### Exercise inputs
▬▬▬▬▬▬▬▬▬▬
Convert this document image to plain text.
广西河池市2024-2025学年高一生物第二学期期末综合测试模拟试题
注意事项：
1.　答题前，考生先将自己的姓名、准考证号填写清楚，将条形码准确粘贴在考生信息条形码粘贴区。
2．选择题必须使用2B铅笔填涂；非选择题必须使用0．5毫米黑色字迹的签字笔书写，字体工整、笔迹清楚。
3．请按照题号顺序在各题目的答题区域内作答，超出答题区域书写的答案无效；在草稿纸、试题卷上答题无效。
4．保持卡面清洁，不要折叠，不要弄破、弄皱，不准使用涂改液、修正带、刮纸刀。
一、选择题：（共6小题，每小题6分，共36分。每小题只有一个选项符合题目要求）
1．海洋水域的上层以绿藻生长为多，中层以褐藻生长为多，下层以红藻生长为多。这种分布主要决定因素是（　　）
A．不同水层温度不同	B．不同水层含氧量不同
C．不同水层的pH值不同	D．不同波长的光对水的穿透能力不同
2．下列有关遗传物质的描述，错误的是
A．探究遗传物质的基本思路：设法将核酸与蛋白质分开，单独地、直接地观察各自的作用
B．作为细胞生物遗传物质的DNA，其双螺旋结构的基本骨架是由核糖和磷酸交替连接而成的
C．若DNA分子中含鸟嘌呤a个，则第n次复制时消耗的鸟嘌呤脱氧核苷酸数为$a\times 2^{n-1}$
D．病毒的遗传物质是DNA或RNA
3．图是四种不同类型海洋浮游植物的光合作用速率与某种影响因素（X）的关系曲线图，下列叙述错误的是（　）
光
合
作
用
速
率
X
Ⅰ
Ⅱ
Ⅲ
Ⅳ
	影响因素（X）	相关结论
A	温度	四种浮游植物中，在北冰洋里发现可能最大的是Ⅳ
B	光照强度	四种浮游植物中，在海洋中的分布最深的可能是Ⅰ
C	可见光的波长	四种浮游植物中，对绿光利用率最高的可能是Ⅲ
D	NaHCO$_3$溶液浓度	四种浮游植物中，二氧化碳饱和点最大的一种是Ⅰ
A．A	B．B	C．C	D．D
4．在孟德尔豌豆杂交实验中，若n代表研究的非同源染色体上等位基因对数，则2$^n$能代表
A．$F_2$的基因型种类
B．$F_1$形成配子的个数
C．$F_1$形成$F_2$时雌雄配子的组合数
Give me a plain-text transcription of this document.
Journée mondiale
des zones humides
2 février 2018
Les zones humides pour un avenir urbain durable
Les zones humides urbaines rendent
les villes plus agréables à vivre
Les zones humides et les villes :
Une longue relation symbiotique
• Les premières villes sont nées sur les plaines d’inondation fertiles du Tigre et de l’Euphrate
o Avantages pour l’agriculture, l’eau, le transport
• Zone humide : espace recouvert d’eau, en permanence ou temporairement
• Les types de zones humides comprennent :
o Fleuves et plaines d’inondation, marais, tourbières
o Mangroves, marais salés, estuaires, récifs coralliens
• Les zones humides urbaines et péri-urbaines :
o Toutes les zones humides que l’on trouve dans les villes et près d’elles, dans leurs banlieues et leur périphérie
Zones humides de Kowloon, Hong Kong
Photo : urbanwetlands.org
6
▬▬▬▬▬▬▬▬▬▬
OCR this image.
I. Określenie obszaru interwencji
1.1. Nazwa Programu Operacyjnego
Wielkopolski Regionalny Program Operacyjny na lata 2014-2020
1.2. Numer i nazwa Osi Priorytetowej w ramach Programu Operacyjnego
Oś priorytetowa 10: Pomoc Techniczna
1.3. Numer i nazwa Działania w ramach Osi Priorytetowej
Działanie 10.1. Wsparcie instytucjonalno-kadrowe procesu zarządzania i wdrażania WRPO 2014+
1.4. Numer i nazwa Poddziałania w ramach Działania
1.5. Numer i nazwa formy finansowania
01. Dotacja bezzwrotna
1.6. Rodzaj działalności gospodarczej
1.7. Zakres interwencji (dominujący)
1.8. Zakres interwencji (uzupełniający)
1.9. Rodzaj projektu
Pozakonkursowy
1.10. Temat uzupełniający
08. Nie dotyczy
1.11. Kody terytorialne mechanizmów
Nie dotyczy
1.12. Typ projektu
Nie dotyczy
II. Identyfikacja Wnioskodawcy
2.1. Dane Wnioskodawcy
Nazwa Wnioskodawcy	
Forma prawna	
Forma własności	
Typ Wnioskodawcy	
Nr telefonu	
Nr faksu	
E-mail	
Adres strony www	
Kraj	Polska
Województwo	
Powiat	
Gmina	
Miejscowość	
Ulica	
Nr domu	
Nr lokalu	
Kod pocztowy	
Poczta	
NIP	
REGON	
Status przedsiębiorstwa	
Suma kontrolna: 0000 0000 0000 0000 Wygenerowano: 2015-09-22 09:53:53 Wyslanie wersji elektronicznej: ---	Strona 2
▬▬▬▬▬▬▬▬▬▬
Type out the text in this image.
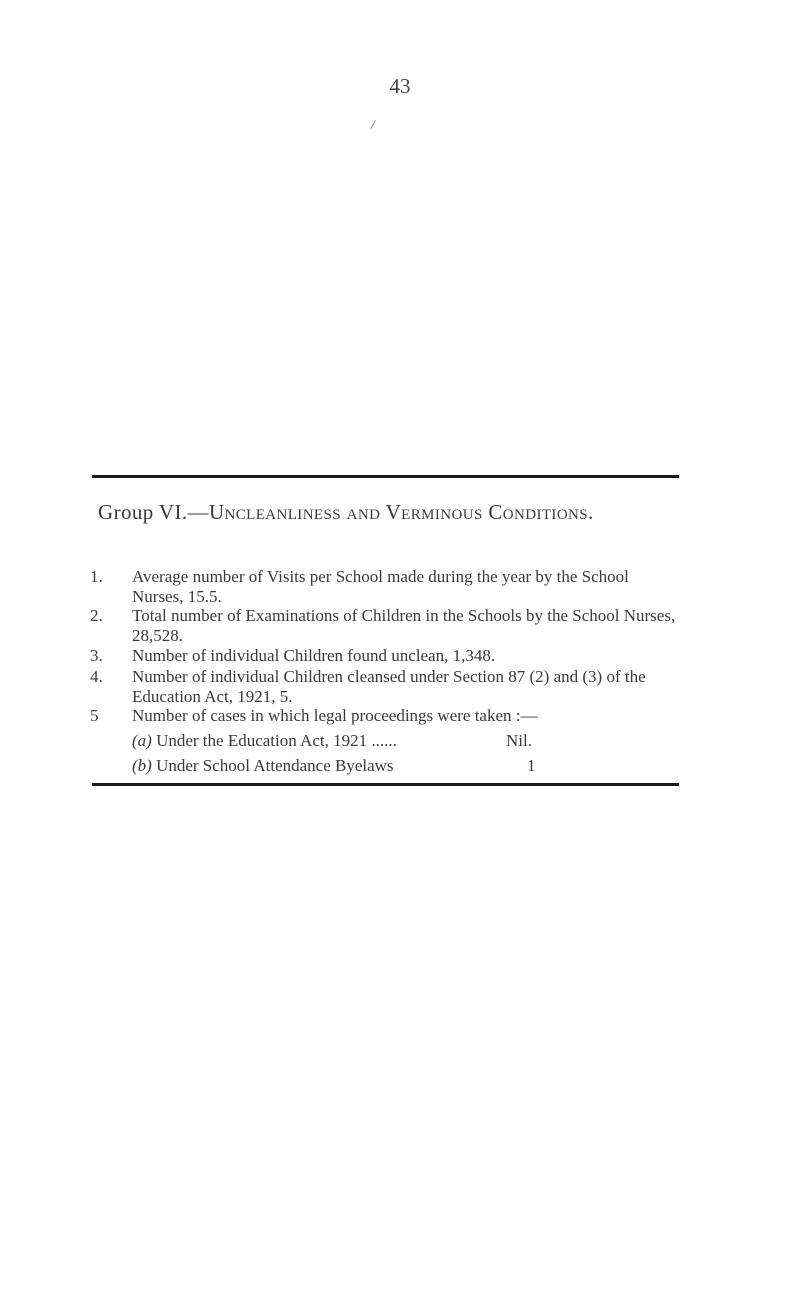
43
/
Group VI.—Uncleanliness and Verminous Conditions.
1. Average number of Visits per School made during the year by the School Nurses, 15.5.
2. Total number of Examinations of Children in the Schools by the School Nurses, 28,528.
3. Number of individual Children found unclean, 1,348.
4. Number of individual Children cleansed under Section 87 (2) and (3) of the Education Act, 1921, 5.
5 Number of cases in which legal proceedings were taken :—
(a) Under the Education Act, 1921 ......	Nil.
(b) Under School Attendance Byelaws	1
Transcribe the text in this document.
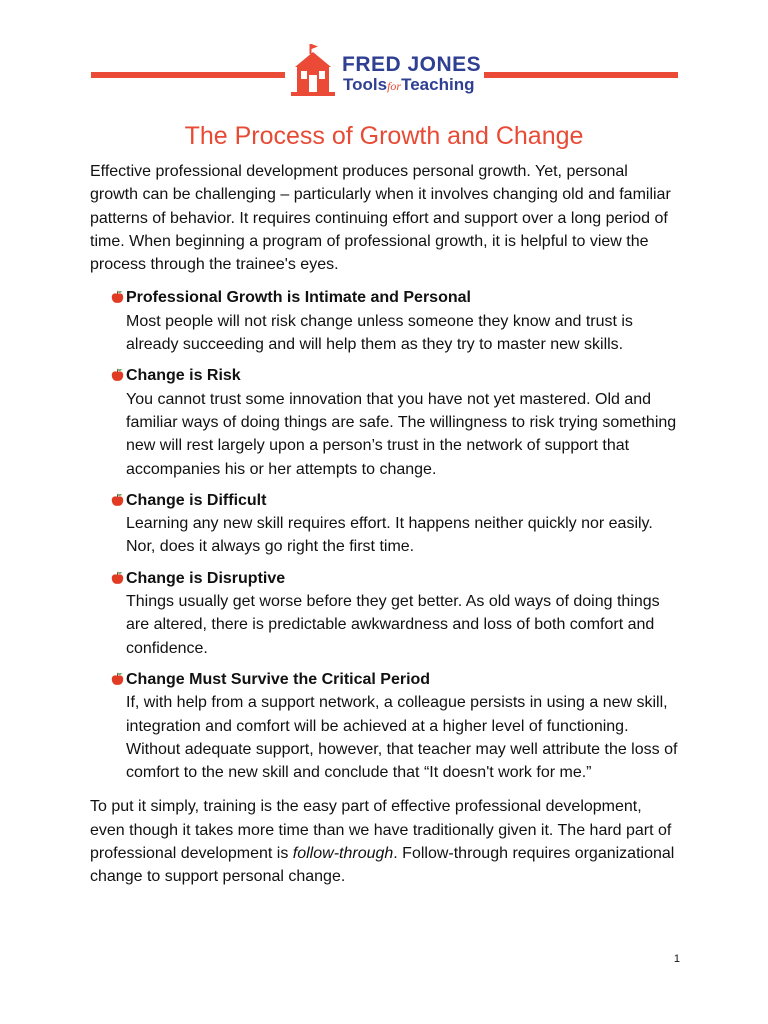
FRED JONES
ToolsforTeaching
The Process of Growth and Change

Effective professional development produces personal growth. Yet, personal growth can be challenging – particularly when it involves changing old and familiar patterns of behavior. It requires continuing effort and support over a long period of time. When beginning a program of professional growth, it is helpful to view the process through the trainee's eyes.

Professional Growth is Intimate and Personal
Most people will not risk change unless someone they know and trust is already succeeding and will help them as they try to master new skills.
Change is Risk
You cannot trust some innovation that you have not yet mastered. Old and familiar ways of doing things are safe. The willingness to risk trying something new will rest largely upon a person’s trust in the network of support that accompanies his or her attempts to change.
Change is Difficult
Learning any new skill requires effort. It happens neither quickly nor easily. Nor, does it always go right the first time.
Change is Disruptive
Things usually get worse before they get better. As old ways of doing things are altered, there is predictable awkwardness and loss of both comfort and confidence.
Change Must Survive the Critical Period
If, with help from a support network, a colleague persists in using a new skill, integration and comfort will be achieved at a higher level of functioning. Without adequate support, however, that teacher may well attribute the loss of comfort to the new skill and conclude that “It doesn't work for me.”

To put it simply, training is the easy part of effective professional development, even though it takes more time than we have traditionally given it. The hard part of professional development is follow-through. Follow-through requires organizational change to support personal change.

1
▬▬▬▬▬▬▬▬▬▬
### What is expected
Report every line containing the word "loss" from the listing above.

### The result
Things usually get worse before they get better. As old ways of doing things are altered, there is predictable awkwardness and loss of both comfort and confidence.
If, with help from a support network, a colleague persists in using a new skill, integration and comfort will be achieved at a higher level of functioning. Without adequate support, however, that teacher may well attribute the loss of comfort to the new skill and conclude that “It doesn't work for me.”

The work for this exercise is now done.